- [DATA LISTING]
** start **

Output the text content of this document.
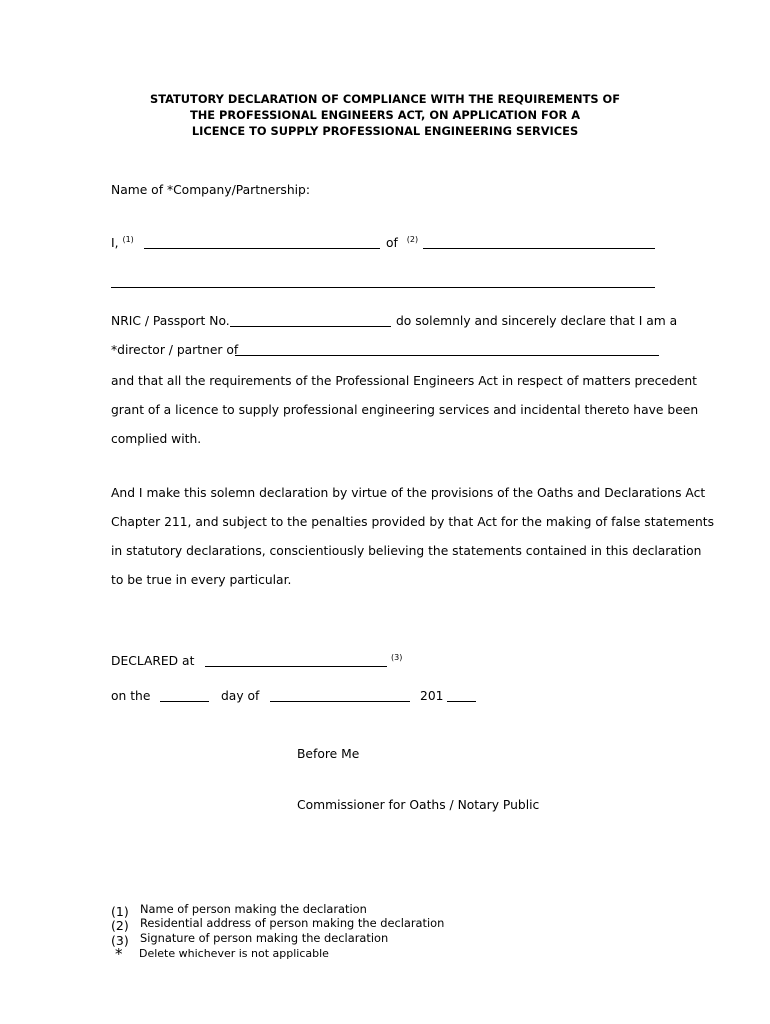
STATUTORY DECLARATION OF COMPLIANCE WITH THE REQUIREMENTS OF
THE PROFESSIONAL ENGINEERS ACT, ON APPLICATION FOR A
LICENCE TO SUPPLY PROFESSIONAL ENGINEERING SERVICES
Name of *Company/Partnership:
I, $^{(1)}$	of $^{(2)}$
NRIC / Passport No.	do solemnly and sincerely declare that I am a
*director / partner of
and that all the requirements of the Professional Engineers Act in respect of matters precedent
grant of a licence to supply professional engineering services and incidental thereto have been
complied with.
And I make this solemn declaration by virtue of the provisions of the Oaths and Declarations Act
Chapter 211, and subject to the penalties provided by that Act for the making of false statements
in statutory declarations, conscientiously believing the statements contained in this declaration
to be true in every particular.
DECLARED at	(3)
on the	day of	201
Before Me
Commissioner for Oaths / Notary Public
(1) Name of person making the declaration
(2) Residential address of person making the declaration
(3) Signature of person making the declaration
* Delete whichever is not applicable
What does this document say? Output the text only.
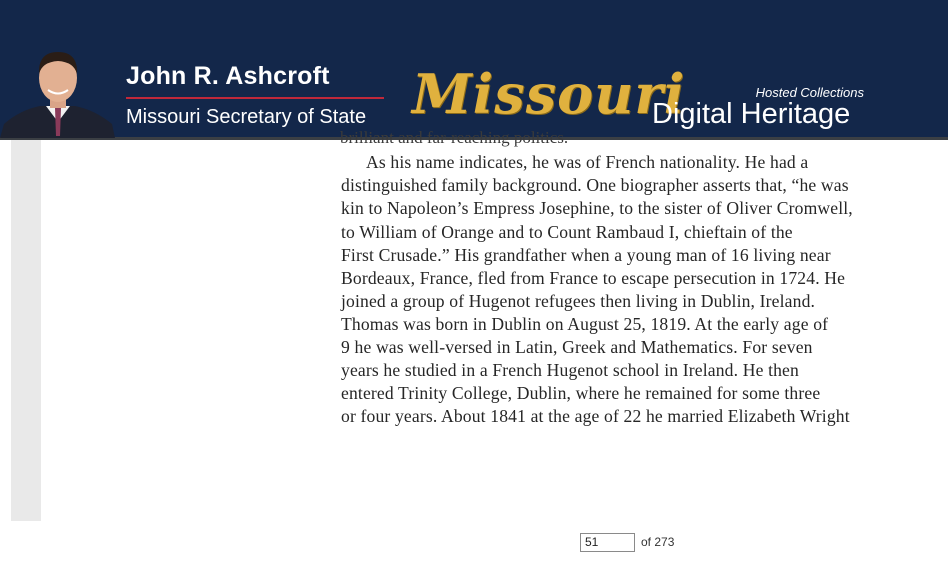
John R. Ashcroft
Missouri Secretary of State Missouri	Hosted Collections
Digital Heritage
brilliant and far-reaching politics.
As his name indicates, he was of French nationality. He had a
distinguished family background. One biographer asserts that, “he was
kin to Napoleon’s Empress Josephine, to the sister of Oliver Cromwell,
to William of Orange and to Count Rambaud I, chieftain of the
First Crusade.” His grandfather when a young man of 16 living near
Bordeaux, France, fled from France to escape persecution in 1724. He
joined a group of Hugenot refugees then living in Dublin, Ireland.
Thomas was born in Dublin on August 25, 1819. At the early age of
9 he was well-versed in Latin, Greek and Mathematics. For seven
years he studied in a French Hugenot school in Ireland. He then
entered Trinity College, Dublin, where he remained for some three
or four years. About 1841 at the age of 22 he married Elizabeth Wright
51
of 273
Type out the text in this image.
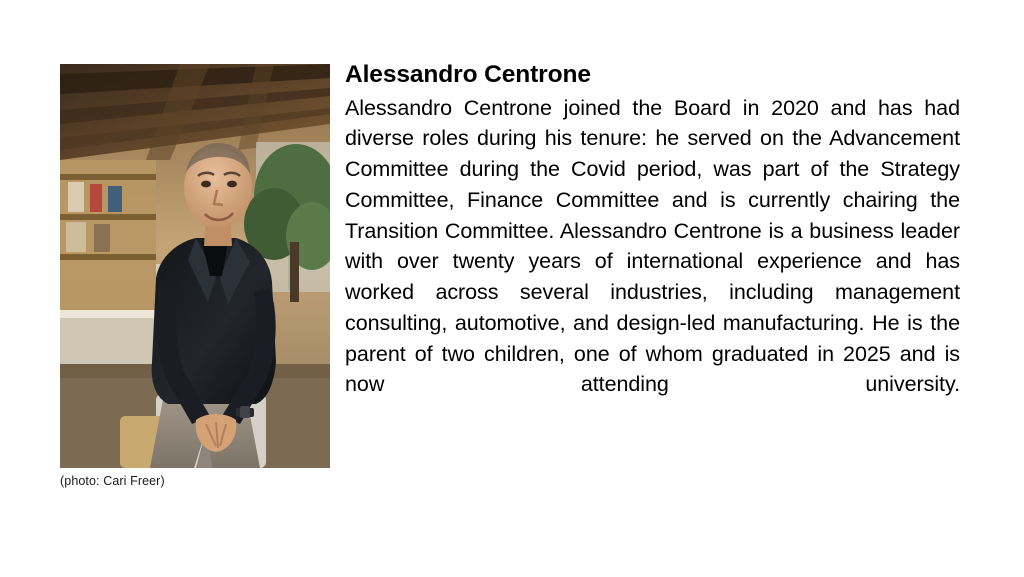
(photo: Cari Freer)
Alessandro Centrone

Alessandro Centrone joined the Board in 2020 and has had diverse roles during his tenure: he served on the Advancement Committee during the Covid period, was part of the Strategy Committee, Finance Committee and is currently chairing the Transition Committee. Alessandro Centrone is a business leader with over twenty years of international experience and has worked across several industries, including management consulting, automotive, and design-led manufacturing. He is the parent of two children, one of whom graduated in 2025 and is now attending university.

** end **

- [OBJECTIVE]
Exactly the lines from the line containing "Type out the text in this image." through the last line of the entries above are to be quoted, both included, and nothing else. Pictures are left out.

- [THE OUTPUT]
Type out the text in this image.
(photo: Cari Freer)
Alessandro Centrone

Alessandro Centrone joined the Board in 2020 and has had diverse roles during his tenure: he served on the Advancement Committee during the Covid period, was part of the Strategy Committee, Finance Committee and is currently chairing the Transition Committee. Alessandro Centrone is a business leader with over twenty years of international experience and has worked across several industries, including management consulting, automotive, and design-led manufacturing. He is the parent of two children, one of whom graduated in 2025 and is now attending university.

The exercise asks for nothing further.